Collect every line below that contains the word "close" and copy each one in full.
──────── Supplied records ────────
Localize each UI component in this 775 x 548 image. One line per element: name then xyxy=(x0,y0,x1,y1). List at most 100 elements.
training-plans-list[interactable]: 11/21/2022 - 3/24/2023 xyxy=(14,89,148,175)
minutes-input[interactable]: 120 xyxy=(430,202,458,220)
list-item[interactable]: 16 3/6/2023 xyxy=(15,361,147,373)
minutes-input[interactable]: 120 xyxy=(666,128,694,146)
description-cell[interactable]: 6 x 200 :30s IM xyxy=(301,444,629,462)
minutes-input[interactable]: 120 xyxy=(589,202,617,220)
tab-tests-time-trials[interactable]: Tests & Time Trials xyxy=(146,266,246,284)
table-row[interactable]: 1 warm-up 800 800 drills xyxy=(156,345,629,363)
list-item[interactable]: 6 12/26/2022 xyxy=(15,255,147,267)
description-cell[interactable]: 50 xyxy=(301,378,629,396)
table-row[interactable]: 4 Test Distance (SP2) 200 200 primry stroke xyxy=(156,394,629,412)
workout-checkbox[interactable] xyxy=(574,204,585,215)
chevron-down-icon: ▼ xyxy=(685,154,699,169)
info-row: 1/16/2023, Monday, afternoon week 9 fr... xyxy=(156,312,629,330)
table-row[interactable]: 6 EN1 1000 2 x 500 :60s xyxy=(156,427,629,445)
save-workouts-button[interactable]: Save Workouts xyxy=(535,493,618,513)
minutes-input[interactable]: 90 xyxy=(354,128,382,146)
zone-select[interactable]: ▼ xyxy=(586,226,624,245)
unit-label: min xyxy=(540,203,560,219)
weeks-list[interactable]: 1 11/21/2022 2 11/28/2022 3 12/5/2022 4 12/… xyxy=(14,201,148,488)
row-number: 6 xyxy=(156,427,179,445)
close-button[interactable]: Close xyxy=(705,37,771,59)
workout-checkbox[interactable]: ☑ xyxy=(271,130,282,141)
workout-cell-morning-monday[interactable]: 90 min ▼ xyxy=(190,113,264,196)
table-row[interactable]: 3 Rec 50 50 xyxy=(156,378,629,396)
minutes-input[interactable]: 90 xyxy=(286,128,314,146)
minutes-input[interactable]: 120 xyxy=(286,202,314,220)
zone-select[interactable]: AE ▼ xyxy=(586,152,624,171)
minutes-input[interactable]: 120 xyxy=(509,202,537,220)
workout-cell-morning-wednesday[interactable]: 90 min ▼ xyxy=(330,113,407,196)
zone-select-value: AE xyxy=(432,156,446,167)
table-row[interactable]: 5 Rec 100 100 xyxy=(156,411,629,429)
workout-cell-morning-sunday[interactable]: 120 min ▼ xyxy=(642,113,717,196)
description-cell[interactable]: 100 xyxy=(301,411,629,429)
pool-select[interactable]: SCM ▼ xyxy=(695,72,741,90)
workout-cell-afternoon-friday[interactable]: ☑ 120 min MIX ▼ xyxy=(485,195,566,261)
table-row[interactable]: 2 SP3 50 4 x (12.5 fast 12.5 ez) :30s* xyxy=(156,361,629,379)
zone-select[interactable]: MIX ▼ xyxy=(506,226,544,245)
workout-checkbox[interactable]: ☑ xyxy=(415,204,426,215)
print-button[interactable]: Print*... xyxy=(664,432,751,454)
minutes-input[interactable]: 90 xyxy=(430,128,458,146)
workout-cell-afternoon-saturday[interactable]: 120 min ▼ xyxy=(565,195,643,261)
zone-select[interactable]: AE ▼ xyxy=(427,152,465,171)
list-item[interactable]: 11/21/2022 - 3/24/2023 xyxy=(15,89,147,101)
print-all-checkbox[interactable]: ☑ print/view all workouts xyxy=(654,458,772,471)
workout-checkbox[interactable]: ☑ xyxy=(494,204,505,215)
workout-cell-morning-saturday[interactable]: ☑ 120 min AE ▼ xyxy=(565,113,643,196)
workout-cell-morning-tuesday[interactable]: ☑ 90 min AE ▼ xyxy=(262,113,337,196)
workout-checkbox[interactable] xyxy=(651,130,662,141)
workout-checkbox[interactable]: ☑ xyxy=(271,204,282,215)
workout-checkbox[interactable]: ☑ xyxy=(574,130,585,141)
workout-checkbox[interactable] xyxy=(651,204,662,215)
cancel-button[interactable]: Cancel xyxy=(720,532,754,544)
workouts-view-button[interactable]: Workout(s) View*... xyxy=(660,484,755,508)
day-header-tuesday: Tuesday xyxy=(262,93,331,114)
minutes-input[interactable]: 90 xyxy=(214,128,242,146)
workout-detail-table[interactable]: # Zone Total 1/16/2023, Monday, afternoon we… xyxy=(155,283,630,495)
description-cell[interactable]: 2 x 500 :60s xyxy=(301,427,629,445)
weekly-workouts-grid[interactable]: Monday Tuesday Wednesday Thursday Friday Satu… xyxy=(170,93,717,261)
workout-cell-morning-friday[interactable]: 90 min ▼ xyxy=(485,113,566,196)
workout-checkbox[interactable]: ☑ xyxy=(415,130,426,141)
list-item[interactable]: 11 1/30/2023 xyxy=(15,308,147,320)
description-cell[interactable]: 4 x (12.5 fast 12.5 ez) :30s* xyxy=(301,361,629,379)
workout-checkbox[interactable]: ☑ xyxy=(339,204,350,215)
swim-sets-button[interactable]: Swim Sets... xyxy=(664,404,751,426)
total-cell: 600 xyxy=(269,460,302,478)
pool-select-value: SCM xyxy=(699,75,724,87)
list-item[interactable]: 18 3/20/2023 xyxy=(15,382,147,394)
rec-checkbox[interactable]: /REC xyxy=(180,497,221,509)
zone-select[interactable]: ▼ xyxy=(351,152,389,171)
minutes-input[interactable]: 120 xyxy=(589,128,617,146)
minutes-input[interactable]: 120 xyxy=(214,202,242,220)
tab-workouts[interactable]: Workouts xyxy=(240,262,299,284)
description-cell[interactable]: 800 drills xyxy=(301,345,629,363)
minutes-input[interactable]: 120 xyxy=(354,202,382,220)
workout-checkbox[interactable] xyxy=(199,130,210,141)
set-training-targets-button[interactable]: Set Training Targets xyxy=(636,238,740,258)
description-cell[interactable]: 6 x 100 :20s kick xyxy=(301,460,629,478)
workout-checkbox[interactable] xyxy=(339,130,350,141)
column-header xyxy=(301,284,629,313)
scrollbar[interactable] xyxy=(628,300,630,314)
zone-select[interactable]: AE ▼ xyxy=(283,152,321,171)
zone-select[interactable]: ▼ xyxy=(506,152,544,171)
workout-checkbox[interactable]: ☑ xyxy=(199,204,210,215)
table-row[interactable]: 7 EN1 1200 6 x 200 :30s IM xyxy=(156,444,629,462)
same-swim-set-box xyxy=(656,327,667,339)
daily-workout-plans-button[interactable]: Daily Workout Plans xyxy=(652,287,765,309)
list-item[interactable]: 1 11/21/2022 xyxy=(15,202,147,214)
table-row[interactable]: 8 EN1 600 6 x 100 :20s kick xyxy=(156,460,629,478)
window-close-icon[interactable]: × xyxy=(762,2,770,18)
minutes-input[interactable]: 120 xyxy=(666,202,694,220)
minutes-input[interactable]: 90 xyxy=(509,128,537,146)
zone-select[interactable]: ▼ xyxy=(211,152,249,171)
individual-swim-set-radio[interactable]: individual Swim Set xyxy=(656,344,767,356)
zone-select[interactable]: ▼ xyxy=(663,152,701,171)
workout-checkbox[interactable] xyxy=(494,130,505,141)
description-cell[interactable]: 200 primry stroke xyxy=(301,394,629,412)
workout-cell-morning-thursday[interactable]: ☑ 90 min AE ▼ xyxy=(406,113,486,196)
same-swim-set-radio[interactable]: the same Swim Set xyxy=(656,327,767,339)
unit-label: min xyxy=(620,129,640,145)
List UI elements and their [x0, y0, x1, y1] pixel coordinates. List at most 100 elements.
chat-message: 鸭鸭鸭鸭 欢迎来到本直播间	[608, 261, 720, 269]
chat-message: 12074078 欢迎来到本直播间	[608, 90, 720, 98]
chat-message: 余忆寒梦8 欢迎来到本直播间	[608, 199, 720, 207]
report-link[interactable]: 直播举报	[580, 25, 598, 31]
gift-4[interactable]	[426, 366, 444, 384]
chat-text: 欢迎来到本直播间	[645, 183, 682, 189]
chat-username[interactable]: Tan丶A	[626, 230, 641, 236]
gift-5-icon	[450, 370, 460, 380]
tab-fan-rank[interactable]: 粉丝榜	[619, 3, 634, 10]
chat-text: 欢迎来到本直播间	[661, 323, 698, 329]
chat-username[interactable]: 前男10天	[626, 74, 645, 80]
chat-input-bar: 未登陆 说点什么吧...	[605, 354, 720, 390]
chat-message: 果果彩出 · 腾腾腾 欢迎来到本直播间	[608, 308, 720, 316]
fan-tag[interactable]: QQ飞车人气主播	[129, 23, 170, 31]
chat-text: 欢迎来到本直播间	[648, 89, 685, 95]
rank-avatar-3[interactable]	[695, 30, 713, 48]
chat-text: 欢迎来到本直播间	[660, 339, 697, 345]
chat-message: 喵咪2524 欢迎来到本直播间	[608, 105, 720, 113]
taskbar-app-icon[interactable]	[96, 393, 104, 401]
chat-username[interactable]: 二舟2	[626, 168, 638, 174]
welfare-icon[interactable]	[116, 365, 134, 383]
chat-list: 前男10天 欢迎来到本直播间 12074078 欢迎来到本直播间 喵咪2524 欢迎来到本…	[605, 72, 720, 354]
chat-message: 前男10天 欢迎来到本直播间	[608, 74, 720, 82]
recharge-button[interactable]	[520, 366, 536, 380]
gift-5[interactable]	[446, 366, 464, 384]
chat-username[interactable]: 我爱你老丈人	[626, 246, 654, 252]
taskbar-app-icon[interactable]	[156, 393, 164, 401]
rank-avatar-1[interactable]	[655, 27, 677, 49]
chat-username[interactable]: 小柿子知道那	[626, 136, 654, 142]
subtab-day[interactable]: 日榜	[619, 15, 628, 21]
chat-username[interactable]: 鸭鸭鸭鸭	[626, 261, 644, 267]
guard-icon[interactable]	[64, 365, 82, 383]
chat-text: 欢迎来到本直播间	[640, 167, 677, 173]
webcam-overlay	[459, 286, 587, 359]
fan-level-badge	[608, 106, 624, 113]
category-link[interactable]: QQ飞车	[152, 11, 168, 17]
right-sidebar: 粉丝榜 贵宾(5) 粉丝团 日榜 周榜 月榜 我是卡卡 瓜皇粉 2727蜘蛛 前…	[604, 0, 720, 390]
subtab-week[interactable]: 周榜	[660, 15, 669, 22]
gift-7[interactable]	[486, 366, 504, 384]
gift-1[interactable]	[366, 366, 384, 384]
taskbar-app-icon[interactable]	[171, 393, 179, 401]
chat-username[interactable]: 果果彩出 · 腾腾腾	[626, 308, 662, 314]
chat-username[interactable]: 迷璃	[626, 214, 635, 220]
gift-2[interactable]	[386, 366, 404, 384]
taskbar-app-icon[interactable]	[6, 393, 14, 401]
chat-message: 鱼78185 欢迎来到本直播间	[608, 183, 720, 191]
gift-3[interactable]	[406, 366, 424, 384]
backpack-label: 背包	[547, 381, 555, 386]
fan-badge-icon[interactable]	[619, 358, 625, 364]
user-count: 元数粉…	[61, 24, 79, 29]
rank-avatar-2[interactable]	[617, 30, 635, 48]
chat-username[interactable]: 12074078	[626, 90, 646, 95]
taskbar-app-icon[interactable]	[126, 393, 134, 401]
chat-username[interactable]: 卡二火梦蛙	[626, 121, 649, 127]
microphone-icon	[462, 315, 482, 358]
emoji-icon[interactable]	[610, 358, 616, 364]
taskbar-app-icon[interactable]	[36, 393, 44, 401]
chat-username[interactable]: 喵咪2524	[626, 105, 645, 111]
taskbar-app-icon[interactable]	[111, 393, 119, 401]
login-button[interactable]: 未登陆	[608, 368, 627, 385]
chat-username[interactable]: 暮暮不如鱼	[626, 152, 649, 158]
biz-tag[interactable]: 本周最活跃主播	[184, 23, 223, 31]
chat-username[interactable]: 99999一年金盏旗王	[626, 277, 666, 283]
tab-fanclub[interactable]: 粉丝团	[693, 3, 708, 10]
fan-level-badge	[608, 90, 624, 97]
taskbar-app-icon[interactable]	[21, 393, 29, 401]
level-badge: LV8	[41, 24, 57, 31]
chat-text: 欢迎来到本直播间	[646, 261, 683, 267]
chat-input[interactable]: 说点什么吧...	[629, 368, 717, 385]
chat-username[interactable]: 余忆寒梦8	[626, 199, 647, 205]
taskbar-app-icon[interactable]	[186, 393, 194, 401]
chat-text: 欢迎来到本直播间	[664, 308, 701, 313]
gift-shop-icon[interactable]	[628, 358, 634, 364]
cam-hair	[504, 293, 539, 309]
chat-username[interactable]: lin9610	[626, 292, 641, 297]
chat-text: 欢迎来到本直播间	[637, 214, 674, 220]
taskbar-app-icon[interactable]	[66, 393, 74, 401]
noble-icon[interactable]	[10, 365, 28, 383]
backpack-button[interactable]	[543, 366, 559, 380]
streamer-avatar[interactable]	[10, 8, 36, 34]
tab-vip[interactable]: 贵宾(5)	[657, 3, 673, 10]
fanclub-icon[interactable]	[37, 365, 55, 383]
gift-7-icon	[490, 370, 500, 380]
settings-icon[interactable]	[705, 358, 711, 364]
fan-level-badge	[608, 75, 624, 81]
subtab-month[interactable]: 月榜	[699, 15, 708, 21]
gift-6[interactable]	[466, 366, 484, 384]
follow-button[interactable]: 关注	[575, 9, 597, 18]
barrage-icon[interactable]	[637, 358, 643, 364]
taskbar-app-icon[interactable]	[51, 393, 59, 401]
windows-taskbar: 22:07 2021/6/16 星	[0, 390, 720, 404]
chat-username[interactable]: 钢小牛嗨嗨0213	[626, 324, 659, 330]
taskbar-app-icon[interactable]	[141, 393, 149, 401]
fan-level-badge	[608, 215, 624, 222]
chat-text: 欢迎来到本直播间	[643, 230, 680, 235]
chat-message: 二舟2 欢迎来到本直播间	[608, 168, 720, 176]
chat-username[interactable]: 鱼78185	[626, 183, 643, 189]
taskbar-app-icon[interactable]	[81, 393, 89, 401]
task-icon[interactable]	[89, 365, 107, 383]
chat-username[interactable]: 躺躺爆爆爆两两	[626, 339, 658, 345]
────────
▸ **Problem solution**:
close-button[interactable]: Close xyxy=(705,37,771,59)
window-close-icon[interactable]: × xyxy=(762,2,770,18)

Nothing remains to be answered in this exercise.